* BEGIN EXERCISE MATERIAL *
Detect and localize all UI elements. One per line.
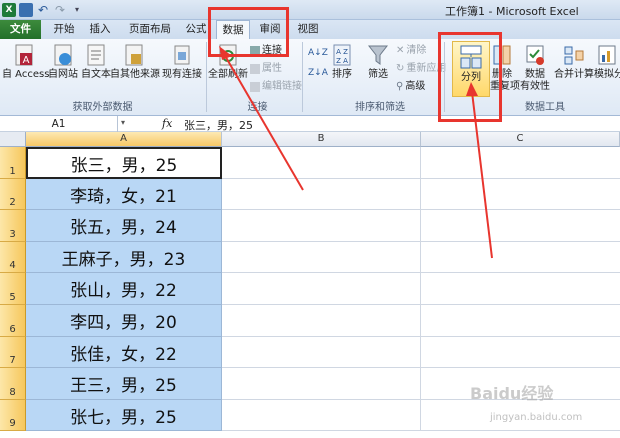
- annotation-arrow-line: [471, 91, 493, 259]
- annotation-arrowhead: [219, 46, 232, 60]
- watermark-url: jingyan.baidu.com: [490, 412, 583, 423]
- annotation-arrow-line: [223, 53, 304, 191]
- annotation-arrows: [219, 46, 493, 259]
- watermark-logo: Baidu经验: [470, 384, 554, 403]
- annotation-arrowhead: [466, 82, 478, 96]
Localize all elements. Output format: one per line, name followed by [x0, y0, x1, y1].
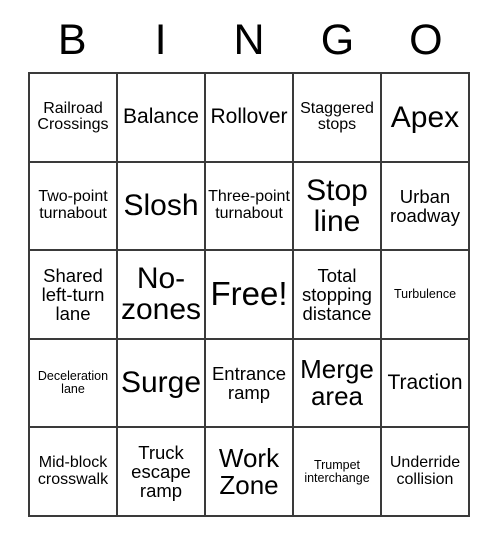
bingo-cell-label: Three-point turnabout [208, 188, 290, 222]
bingo-cell-label: Deceleration lane [37, 369, 109, 397]
bingo-cell[interactable]: Stop line [294, 162, 382, 252]
bingo-cell-label: Work Zone [218, 442, 280, 500]
bingo-cell-label: Truck escape ramp [131, 441, 191, 502]
bingo-cell[interactable]: Mid-block crosswalk [30, 428, 118, 517]
bingo-cell-label: Rollover [210, 105, 288, 129]
bingo-cell-label: No-zones [120, 262, 202, 327]
bingo-cell-label: Balance [123, 105, 199, 129]
bingo-cell-label: Railroad Crossings [37, 99, 109, 134]
bingo-cell-free[interactable]: Free! [206, 251, 294, 340]
bingo-row: Two-point turnabout Slosh Three-point tu… [30, 162, 470, 252]
bingo-row: Shared left-turn lane No-zones Free! Tot… [30, 251, 470, 340]
bingo-cell[interactable]: Shared left-turn lane [30, 251, 118, 340]
bingo-row: Deceleration lane Surge Entrance ramp Me… [30, 339, 470, 429]
bingo-cell[interactable]: Slosh [118, 162, 206, 252]
bingo-cell[interactable]: Rollover [206, 74, 294, 163]
bingo-cell[interactable]: Staggered stops [294, 74, 382, 163]
bingo-cell-label: Two-point turnabout [38, 188, 108, 222]
bingo-cell-label: Staggered stops [300, 99, 374, 134]
bingo-cell-label: Turbulence [393, 286, 457, 301]
bingo-cell[interactable]: Apex [382, 74, 470, 163]
bingo-cell-label: Shared left-turn lane [41, 264, 105, 325]
bingo-cell-label: Traction [387, 371, 463, 395]
bingo-cell-label: Apex [390, 100, 460, 134]
bingo-cell[interactable]: Trumpet interchange [294, 428, 382, 517]
bingo-grid: Railroad Crossings Balance Rollover Stag… [28, 72, 470, 517]
bingo-header: B I N G O [28, 8, 470, 72]
bingo-cell[interactable]: Railroad Crossings [30, 74, 118, 163]
bingo-header-letter-i: I [154, 15, 167, 64]
bingo-cell-label: Urban roadway [390, 185, 460, 226]
bingo-cell[interactable]: No-zones [118, 251, 206, 340]
bingo-cell[interactable]: Total stopping distance [294, 251, 382, 340]
bingo-header-letter-b: B [57, 15, 87, 64]
bingo-cell-label: Slosh [123, 189, 199, 223]
bingo-cell-label: Mid-block crosswalk [37, 454, 109, 488]
bingo-header-letter-n: N [233, 15, 265, 64]
bingo-cell-label: Free! [210, 275, 288, 313]
bingo-cell[interactable]: Three-point turnabout [206, 162, 294, 252]
bingo-cell[interactable]: Work Zone [206, 428, 294, 517]
bingo-cell[interactable]: Urban roadway [382, 162, 470, 252]
bingo-cell[interactable]: Balance [118, 74, 206, 163]
bingo-cell-label: Total stopping distance [302, 264, 372, 325]
bingo-cell-label: Stop line [306, 173, 368, 238]
bingo-row: Mid-block crosswalk Truck escape ramp Wo… [30, 428, 470, 517]
bingo-cell-label: Merge area [300, 354, 374, 412]
bingo-cell-label: Surge [120, 366, 202, 400]
bingo-cell-label: Trumpet interchange [304, 457, 370, 485]
bingo-row: Railroad Crossings Balance Rollover Stag… [30, 74, 470, 163]
bingo-cell[interactable]: Deceleration lane [30, 339, 118, 429]
bingo-cell[interactable]: Surge [118, 339, 206, 429]
bingo-cell-label: Entrance ramp [211, 362, 287, 404]
bingo-card: B I N G O Railroad Crossings Balance Rol… [28, 8, 470, 517]
bingo-cell[interactable]: Truck escape ramp [118, 428, 206, 517]
bingo-cell[interactable]: Merge area [294, 339, 382, 429]
bingo-cell[interactable]: Entrance ramp [206, 339, 294, 429]
bingo-cell[interactable]: Two-point turnabout [30, 162, 118, 252]
bingo-cell[interactable]: Underride collision [382, 428, 470, 517]
bingo-cell[interactable]: Turbulence [382, 251, 470, 340]
bingo-cell-label: Underride collision [389, 454, 461, 488]
bingo-header-letter-g: G [320, 15, 355, 64]
bingo-header-letter-o: O [409, 15, 443, 64]
bingo-cell[interactable]: Traction [382, 339, 470, 429]
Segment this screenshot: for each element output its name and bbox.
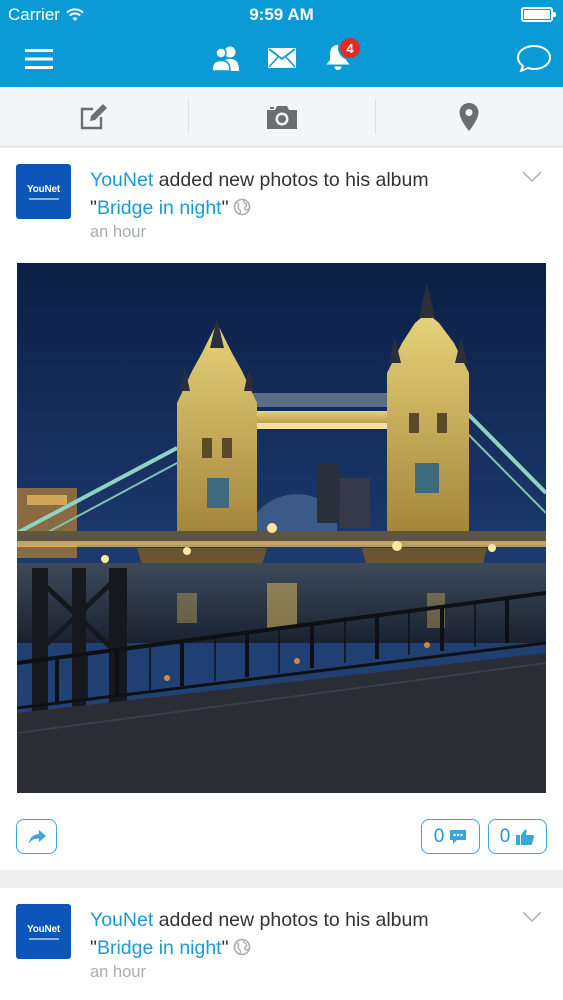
* END EXERCISE MATERIAL *
▶ [REQUIRED TASK] Reproduce the listing from its first line through the line containing "Localize all elements.", including that line, and leave the pictures out.

▶ [SOLVED PROBLEM]
Detect and localize all UI elements. One per line.
- annotation-arrow-line: [471, 91, 493, 259]
- annotation-arrowhead: [219, 46, 232, 60]
- watermark-url: jingyan.baidu.com: [490, 412, 583, 423]
- annotation-arrow-line: [223, 53, 304, 191]
- annotation-arrows: [219, 46, 493, 259]
- watermark-logo: Baidu经验: [470, 384, 554, 403]
- annotation-arrowhead: [466, 82, 478, 96]
Localize all elements. Output format: one per line, name followed by [x0, y0, x1, y1].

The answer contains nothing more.